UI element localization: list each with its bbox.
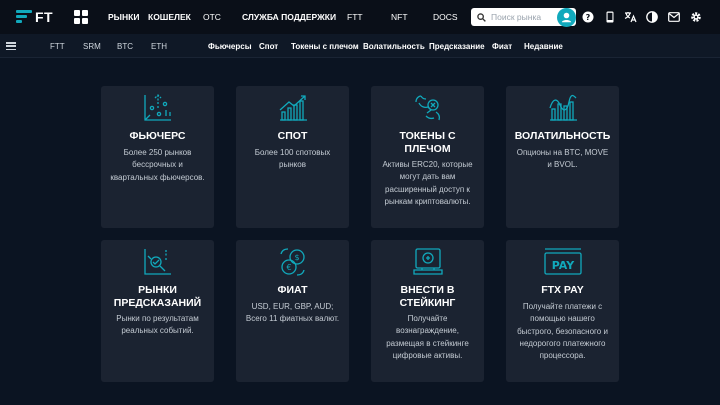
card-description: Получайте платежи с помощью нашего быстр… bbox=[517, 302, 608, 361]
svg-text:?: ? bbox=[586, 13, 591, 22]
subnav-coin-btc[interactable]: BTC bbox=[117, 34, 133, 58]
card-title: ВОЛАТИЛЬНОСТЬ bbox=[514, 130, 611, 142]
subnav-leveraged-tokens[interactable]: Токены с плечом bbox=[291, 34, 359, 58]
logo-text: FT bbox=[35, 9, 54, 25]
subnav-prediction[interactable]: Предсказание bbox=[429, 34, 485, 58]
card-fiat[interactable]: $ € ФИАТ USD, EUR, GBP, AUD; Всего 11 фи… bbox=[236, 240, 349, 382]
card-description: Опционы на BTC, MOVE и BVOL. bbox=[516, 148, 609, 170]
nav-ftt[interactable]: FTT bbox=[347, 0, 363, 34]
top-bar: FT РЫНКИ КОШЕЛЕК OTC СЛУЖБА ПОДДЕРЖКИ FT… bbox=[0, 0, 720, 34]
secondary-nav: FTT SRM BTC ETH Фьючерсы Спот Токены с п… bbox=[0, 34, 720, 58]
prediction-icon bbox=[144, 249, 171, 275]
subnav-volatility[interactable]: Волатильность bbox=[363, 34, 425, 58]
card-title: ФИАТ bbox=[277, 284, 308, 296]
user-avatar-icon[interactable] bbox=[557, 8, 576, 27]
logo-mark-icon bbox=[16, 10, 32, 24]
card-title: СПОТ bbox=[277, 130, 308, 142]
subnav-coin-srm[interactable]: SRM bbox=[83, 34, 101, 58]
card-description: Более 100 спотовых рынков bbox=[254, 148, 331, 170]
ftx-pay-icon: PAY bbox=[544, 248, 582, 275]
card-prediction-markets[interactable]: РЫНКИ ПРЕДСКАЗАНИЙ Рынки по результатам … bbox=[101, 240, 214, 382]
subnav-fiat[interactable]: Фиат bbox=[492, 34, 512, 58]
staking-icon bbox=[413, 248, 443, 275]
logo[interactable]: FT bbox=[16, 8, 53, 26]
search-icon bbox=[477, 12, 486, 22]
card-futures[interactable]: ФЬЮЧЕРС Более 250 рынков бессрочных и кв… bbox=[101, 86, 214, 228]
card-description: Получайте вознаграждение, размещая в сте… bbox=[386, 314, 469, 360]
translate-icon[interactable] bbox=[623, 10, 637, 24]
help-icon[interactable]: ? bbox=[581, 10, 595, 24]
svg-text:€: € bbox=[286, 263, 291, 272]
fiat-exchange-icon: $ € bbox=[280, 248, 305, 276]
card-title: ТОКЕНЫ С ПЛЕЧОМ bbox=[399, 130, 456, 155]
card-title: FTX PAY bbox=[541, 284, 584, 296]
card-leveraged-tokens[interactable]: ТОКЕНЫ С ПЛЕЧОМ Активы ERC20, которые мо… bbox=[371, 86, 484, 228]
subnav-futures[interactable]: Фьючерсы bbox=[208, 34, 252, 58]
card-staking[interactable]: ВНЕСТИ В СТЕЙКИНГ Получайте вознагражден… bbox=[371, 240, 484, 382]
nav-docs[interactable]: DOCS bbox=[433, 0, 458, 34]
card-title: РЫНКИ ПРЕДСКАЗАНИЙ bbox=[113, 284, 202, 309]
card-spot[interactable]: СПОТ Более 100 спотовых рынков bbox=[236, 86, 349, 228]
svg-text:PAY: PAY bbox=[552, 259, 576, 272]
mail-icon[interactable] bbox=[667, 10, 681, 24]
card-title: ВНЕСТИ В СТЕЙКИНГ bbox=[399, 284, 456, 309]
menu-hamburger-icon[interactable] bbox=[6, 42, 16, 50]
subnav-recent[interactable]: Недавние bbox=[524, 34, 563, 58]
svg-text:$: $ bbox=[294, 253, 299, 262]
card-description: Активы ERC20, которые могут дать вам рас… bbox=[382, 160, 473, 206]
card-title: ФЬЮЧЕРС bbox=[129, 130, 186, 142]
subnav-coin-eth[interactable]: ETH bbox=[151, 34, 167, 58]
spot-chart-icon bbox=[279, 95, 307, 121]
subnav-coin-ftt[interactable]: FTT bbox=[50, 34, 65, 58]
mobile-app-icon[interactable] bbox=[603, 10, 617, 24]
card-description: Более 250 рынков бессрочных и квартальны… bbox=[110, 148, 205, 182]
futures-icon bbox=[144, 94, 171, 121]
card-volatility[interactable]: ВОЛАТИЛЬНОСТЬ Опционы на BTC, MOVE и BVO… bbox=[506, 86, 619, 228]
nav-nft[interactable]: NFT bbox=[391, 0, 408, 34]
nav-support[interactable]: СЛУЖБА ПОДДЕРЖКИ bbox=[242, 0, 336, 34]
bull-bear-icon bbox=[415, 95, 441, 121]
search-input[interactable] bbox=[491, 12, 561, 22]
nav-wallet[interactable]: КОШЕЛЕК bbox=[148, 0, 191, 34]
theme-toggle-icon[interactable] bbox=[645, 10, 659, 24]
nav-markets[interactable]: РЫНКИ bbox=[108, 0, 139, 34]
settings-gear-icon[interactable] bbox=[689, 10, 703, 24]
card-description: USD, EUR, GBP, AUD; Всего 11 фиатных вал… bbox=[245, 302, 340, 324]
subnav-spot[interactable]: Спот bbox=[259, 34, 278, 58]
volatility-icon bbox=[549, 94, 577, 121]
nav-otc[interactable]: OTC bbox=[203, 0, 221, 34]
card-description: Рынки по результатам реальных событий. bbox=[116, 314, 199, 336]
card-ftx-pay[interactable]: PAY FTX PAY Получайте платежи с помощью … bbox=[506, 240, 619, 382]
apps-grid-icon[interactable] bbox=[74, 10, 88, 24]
==
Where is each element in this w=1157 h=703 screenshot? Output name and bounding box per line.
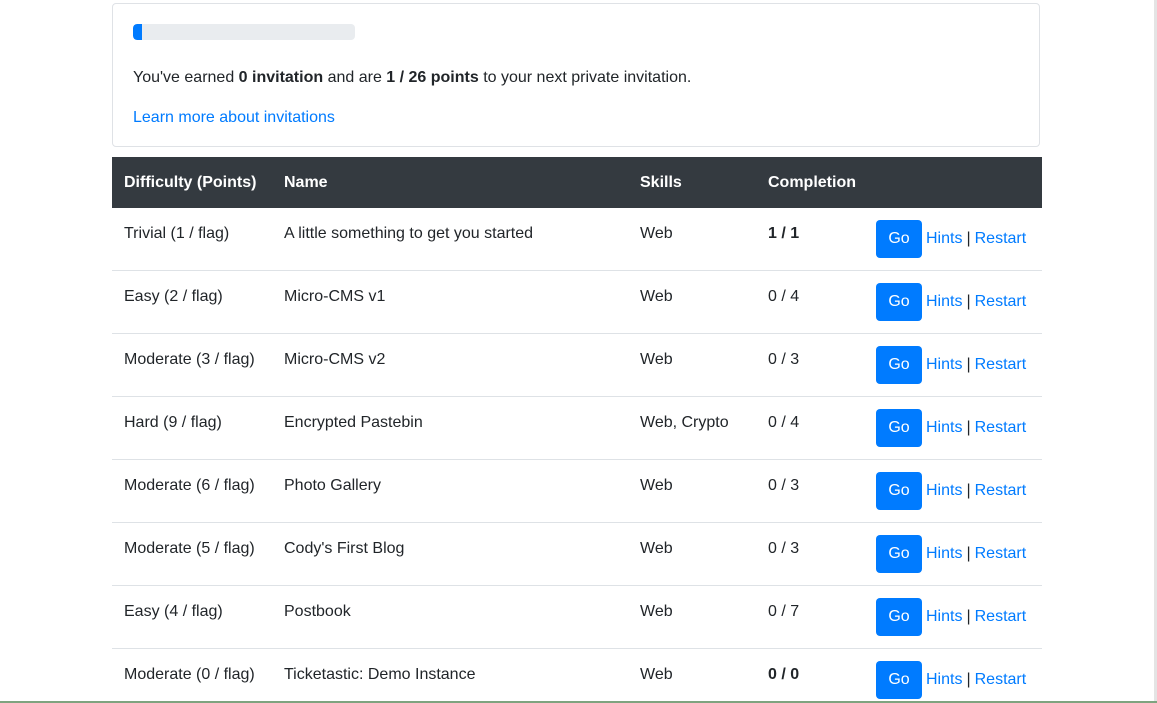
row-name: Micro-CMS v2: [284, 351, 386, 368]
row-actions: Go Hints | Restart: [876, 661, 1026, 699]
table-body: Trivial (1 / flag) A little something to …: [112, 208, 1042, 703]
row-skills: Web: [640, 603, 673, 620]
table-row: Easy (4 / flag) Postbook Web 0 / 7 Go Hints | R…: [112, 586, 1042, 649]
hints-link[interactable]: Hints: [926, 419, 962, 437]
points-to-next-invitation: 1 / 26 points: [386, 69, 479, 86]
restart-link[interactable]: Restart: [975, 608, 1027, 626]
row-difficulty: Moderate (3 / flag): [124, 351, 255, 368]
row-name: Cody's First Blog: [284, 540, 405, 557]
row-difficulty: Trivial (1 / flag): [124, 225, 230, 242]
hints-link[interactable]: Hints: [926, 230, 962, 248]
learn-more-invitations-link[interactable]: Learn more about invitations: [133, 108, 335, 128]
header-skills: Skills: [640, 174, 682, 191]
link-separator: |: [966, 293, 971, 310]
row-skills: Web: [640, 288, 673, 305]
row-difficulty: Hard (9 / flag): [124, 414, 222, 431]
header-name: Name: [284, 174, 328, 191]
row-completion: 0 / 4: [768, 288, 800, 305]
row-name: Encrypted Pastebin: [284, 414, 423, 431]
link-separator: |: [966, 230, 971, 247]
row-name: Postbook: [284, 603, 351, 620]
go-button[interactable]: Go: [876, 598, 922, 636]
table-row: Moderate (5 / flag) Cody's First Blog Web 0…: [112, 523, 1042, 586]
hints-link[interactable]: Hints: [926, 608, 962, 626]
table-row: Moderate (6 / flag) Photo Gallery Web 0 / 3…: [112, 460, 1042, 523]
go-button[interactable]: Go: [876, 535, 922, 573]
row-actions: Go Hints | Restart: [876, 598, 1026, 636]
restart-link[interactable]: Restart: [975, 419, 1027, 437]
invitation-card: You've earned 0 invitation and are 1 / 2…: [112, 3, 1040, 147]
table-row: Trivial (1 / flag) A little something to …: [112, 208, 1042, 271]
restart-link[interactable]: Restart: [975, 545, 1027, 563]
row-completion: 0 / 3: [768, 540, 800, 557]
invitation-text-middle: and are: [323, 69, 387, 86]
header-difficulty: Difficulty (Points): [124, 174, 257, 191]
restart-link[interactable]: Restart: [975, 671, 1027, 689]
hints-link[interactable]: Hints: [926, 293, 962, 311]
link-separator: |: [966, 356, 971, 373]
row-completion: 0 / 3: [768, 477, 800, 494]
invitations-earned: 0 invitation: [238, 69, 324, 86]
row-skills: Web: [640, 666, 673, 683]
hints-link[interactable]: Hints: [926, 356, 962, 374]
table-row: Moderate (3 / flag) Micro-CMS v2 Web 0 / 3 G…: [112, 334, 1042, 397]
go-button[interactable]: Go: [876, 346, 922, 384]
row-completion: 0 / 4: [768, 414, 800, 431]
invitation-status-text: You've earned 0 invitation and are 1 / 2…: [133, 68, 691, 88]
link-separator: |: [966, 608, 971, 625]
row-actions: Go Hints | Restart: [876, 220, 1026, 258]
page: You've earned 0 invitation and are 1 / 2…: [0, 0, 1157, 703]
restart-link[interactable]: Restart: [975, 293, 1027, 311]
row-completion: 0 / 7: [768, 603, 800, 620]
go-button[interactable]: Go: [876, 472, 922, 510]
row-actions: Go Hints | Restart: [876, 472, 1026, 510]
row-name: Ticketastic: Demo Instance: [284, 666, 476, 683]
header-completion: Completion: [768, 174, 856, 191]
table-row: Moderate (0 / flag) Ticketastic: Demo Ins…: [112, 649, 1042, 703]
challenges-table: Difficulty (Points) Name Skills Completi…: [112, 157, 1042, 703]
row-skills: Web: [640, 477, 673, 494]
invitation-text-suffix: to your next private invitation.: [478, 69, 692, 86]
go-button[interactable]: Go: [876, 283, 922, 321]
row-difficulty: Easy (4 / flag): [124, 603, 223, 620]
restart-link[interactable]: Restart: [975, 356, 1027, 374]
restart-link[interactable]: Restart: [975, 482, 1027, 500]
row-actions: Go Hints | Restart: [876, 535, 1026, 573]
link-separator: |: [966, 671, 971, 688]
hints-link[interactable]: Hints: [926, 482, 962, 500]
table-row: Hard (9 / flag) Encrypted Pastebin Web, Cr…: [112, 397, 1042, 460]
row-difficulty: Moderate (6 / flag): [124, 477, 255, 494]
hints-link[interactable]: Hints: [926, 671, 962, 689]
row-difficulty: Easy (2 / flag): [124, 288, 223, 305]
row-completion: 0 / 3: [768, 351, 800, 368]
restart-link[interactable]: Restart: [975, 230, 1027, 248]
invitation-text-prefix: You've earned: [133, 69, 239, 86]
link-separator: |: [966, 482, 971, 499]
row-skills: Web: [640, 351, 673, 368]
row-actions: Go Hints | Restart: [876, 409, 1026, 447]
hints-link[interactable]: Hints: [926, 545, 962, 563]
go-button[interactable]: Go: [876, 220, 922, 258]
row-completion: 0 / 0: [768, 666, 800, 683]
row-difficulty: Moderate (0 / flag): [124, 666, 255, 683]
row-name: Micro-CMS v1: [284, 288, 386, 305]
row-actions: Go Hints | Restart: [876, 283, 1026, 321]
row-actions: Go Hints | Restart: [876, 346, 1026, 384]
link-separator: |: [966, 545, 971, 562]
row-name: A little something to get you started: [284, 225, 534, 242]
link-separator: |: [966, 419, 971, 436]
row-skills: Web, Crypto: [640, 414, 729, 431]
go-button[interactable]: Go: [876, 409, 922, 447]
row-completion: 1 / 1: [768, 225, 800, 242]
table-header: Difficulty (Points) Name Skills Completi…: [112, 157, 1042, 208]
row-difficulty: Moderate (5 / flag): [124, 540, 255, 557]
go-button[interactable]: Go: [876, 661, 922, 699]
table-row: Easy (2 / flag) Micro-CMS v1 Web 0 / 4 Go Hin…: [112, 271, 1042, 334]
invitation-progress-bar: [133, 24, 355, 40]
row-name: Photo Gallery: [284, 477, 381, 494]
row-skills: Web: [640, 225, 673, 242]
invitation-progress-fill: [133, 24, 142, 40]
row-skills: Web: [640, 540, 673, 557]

Required work: Reproduce the material word for word, from the line containing "row-name: Micro-CMS v2: [284, 351, 386, 368]" up to and including the line containing "go-button[interactable]: Go: [876, 535, 922, 573]".

Answer to this exercise:
row-name: Micro-CMS v2: [284, 351, 386, 368]
row-actions: Go Hints | Restart: [876, 661, 1026, 699]
table-body: Trivial (1 / flag) A little something to …: [112, 208, 1042, 703]
row-skills: Web: [640, 603, 673, 620]
table-row: Easy (4 / flag) Postbook Web 0 / 7 Go Hints | R…: [112, 586, 1042, 649]
hints-link[interactable]: Hints: [926, 419, 962, 437]
points-to-next-invitation: 1 / 26 points: [386, 69, 479, 86]
restart-link[interactable]: Restart: [975, 608, 1027, 626]
row-difficulty: Moderate (3 / flag): [124, 351, 255, 368]
row-name: Cody's First Blog: [284, 540, 405, 557]
row-difficulty: Trivial (1 / flag): [124, 225, 230, 242]
hints-link[interactable]: Hints: [926, 230, 962, 248]
learn-more-invitations-link[interactable]: Learn more about invitations: [133, 108, 335, 128]
header-skills: Skills: [640, 174, 682, 191]
link-separator: |: [966, 293, 971, 310]
row-skills: Web: [640, 288, 673, 305]
row-difficulty: Hard (9 / flag): [124, 414, 222, 431]
header-name: Name: [284, 174, 328, 191]
row-completion: 0 / 4: [768, 288, 800, 305]
row-name: Encrypted Pastebin: [284, 414, 423, 431]
link-separator: |: [966, 230, 971, 247]
row-name: Postbook: [284, 603, 351, 620]
go-button[interactable]: Go: [876, 598, 922, 636]
table-row: Moderate (5 / flag) Cody's First Blog Web 0…: [112, 523, 1042, 586]
hints-link[interactable]: Hints: [926, 608, 962, 626]
table-row: Moderate (6 / flag) Photo Gallery Web 0 / 3…: [112, 460, 1042, 523]
go-button[interactable]: Go: [876, 535, 922, 573]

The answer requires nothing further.